### DESCRIPTION OF THE TASK
Write out the entries verbatim and leave the images out of the copy.

Collected data entries
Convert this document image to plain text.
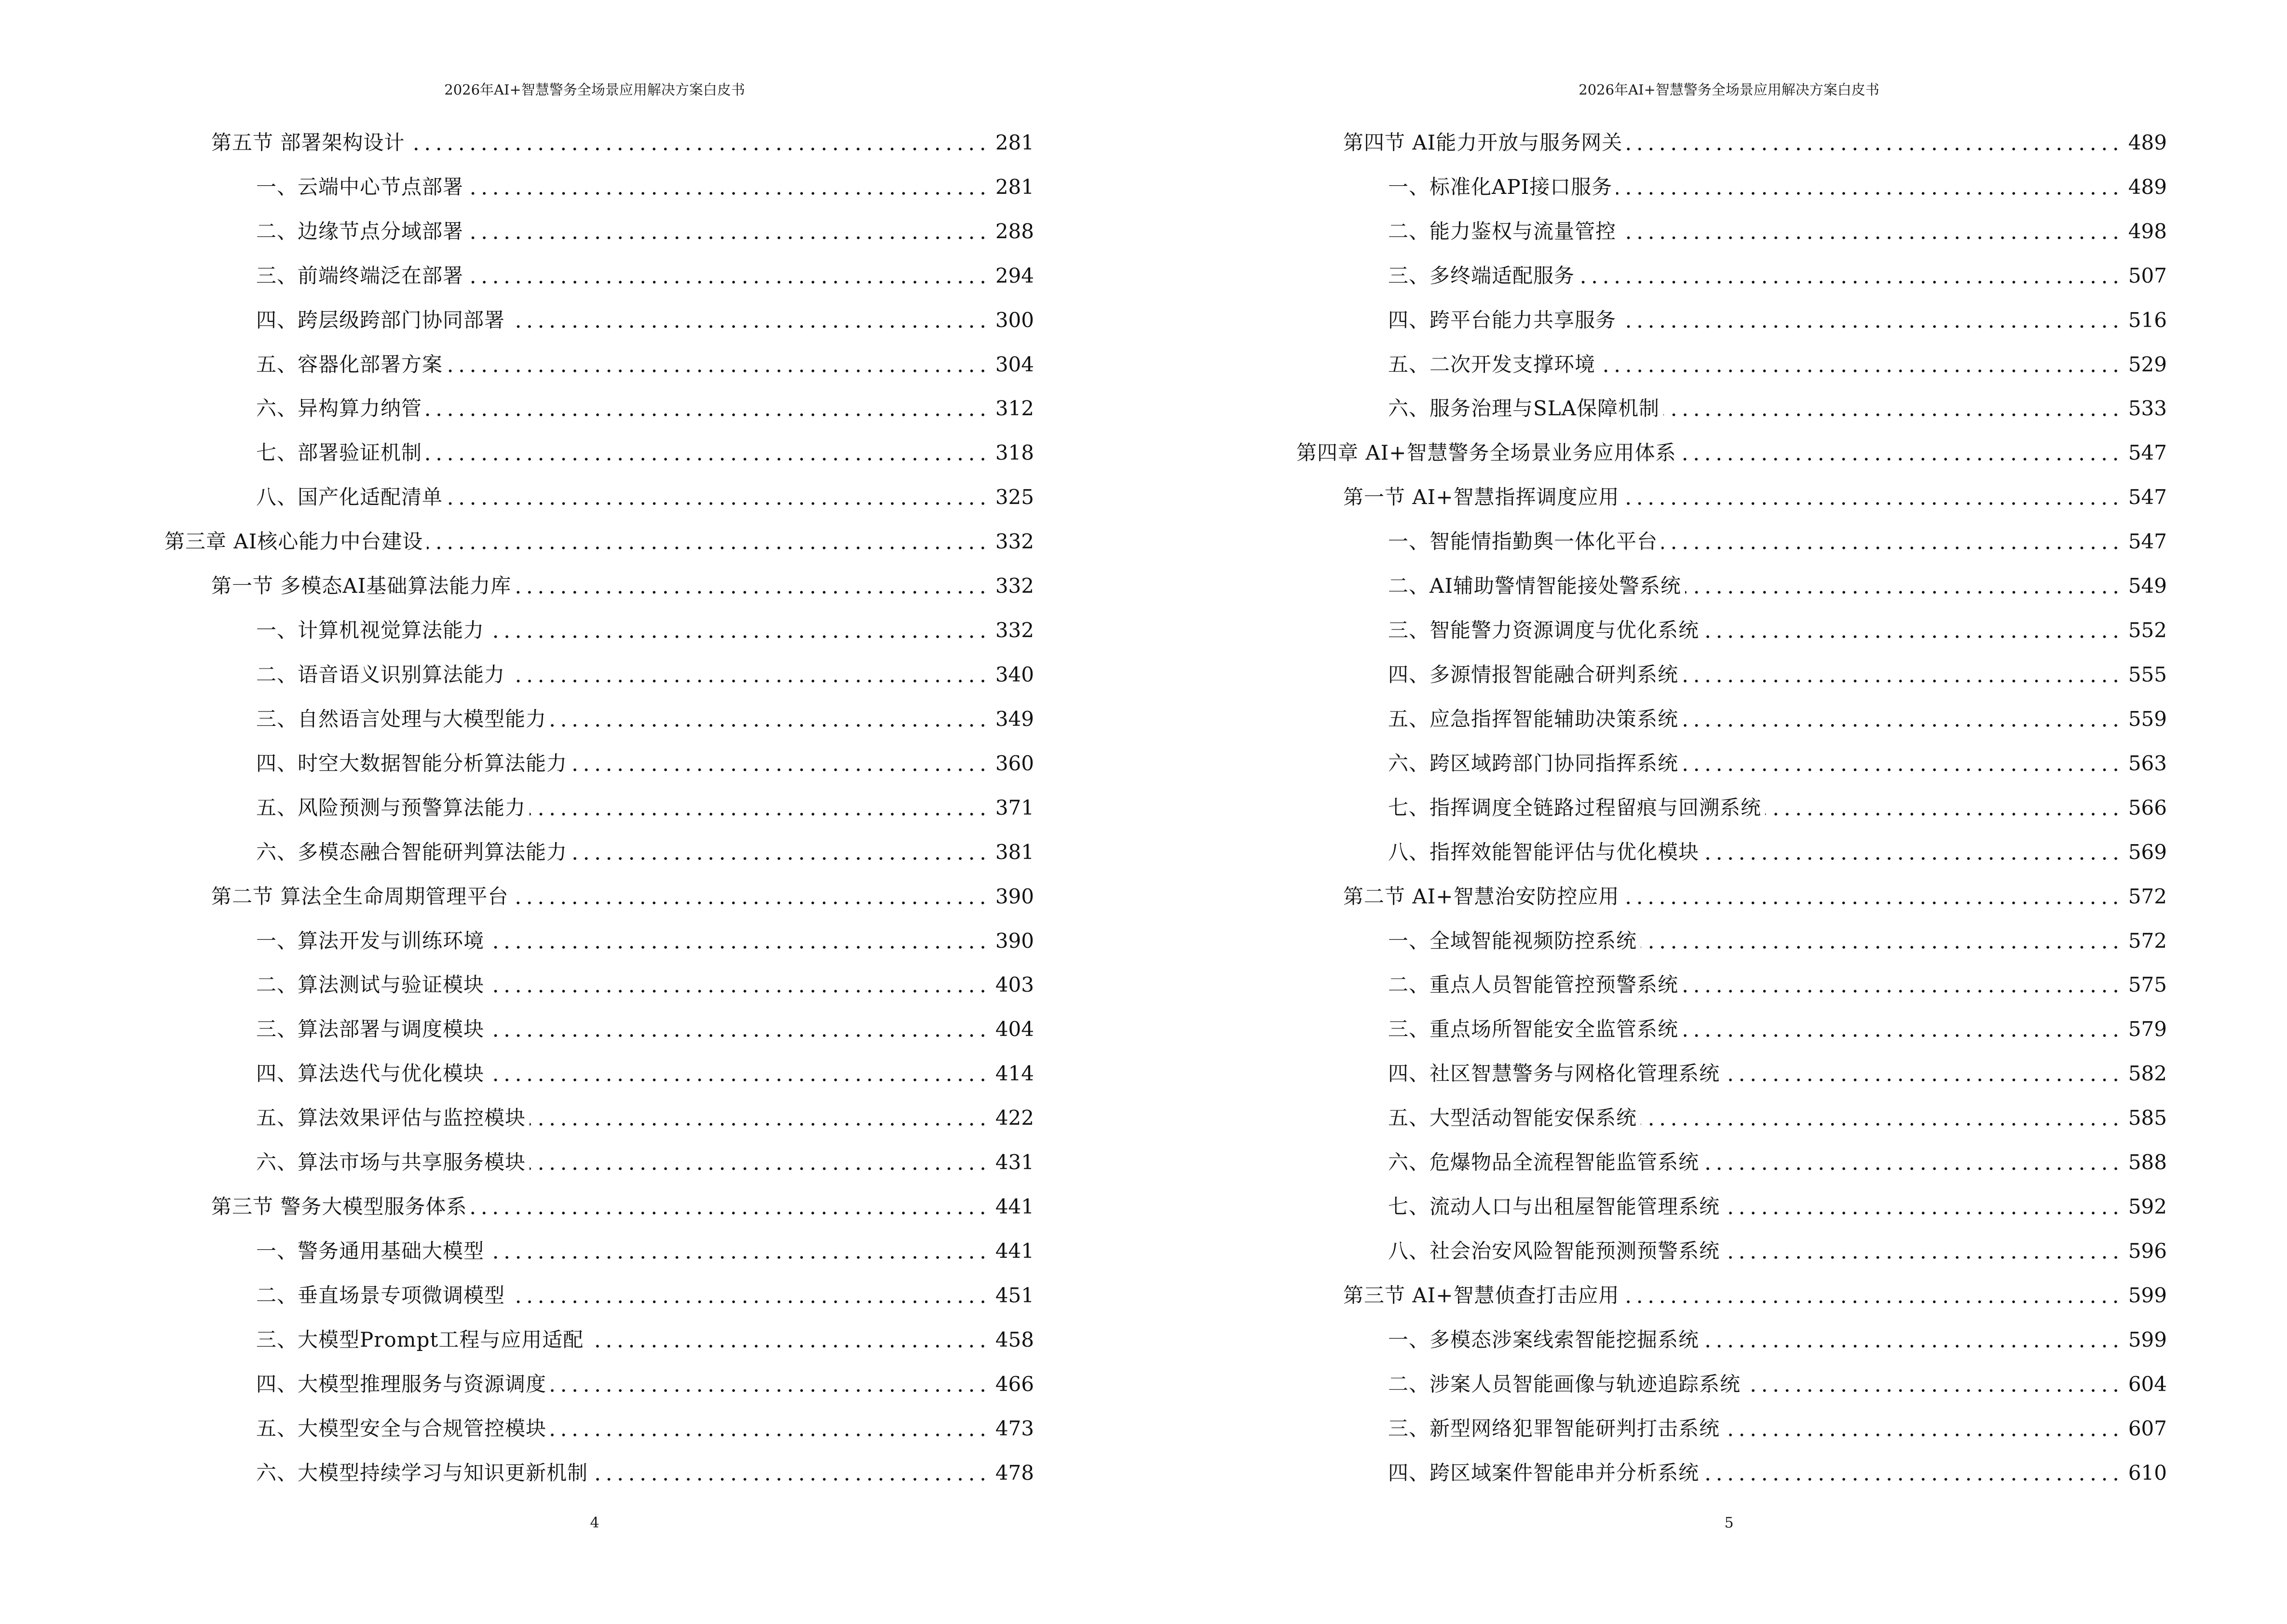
2026年AI+智慧警务全场景应用解决方案白皮书
第五节 部署架构设计	281
一、云端中心节点部署	281
二、边缘节点分域部署	288
三、前端终端泛在部署	294
四、跨层级跨部门协同部署	300
五、容器化部署方案	304
六、异构算力纳管	312
七、部署验证机制	318
八、国产化适配清单	325
第三章 AI核心能力中台建设	332
第一节 多模态AI基础算法能力库	332
一、计算机视觉算法能力	332
二、语音语义识别算法能力	340
三、自然语言处理与大模型能力	349
四、时空大数据智能分析算法能力	360
五、风险预测与预警算法能力	371
六、多模态融合智能研判算法能力	381
第二节 算法全生命周期管理平台	390
一、算法开发与训练环境	390
二、算法测试与验证模块	403
三、算法部署与调度模块	404
四、算法迭代与优化模块	414
五、算法效果评估与监控模块	422
六、算法市场与共享服务模块	431
第三节 警务大模型服务体系	441
一、警务通用基础大模型	441
二、垂直场景专项微调模型	451
三、大模型Prompt工程与应用适配	458
四、大模型推理服务与资源调度	466
五、大模型安全与合规管控模块	473
六、大模型持续学习与知识更新机制	478
4
2026年AI+智慧警务全场景应用解决方案白皮书
第四节 AI能力开放与服务网关	489
一、标准化API接口服务	489
二、能力鉴权与流量管控	498
三、多终端适配服务	507
四、跨平台能力共享服务	516
五、二次开发支撑环境	529
六、服务治理与SLA保障机制	533
第四章 AI+智慧警务全场景业务应用体系	547
第一节 AI+智慧指挥调度应用	547
一、智能情指勤舆一体化平台	547
二、AI辅助警情智能接处警系统	549
三、智能警力资源调度与优化系统	552
四、多源情报智能融合研判系统	555
五、应急指挥智能辅助决策系统	559
六、跨区域跨部门协同指挥系统	563
七、指挥调度全链路过程留痕与回溯系统	566
八、指挥效能智能评估与优化模块	569
第二节 AI+智慧治安防控应用	572
一、全域智能视频防控系统	572
二、重点人员智能管控预警系统	575
三、重点场所智能安全监管系统	579
四、社区智慧警务与网格化管理系统	582
五、大型活动智能安保系统	585
六、危爆物品全流程智能监管系统	588
七、流动人口与出租屋智能管理系统	592
八、社会治安风险智能预测预警系统	596
第三节 AI+智慧侦查打击应用	599
一、多模态涉案线索智能挖掘系统	599
二、涉案人员智能画像与轨迹追踪系统	604
三、新型网络犯罪智能研判打击系统	607
四、跨区域案件智能串并分析系统	610
5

### WORKED SOLUTION
Convert this document image to plain text.
2026年AI+智慧警务全场景应用解决方案白皮书
第五节 部署架构设计	281
一、云端中心节点部署	281
二、边缘节点分域部署	288
三、前端终端泛在部署	294
四、跨层级跨部门协同部署	300
五、容器化部署方案	304
六、异构算力纳管	312
七、部署验证机制	318
八、国产化适配清单	325
第三章 AI核心能力中台建设	332
第一节 多模态AI基础算法能力库	332
一、计算机视觉算法能力	332
二、语音语义识别算法能力	340
三、自然语言处理与大模型能力	349
四、时空大数据智能分析算法能力	360
五、风险预测与预警算法能力	371
六、多模态融合智能研判算法能力	381
第二节 算法全生命周期管理平台	390
一、算法开发与训练环境	390
二、算法测试与验证模块	403
三、算法部署与调度模块	404
四、算法迭代与优化模块	414
五、算法效果评估与监控模块	422
六、算法市场与共享服务模块	431
第三节 警务大模型服务体系	441
一、警务通用基础大模型	441
二、垂直场景专项微调模型	451
三、大模型Prompt工程与应用适配	458
四、大模型推理服务与资源调度	466
五、大模型安全与合规管控模块	473
六、大模型持续学习与知识更新机制	478
4
2026年AI+智慧警务全场景应用解决方案白皮书
第四节 AI能力开放与服务网关	489
一、标准化API接口服务	489
二、能力鉴权与流量管控	498
三、多终端适配服务	507
四、跨平台能力共享服务	516
五、二次开发支撑环境	529
六、服务治理与SLA保障机制	533
第四章 AI+智慧警务全场景业务应用体系	547
第一节 AI+智慧指挥调度应用	547
一、智能情指勤舆一体化平台	547
二、AI辅助警情智能接处警系统	549
三、智能警力资源调度与优化系统	552
四、多源情报智能融合研判系统	555
五、应急指挥智能辅助决策系统	559
六、跨区域跨部门协同指挥系统	563
七、指挥调度全链路过程留痕与回溯系统	566
八、指挥效能智能评估与优化模块	569
第二节 AI+智慧治安防控应用	572
一、全域智能视频防控系统	572
二、重点人员智能管控预警系统	575
三、重点场所智能安全监管系统	579
四、社区智慧警务与网格化管理系统	582
五、大型活动智能安保系统	585
六、危爆物品全流程智能监管系统	588
七、流动人口与出租屋智能管理系统	592
八、社会治安风险智能预测预警系统	596
第三节 AI+智慧侦查打击应用	599
一、多模态涉案线索智能挖掘系统	599
二、涉案人员智能画像与轨迹追踪系统	604
三、新型网络犯罪智能研判打击系统	607
四、跨区域案件智能串并分析系统	610
5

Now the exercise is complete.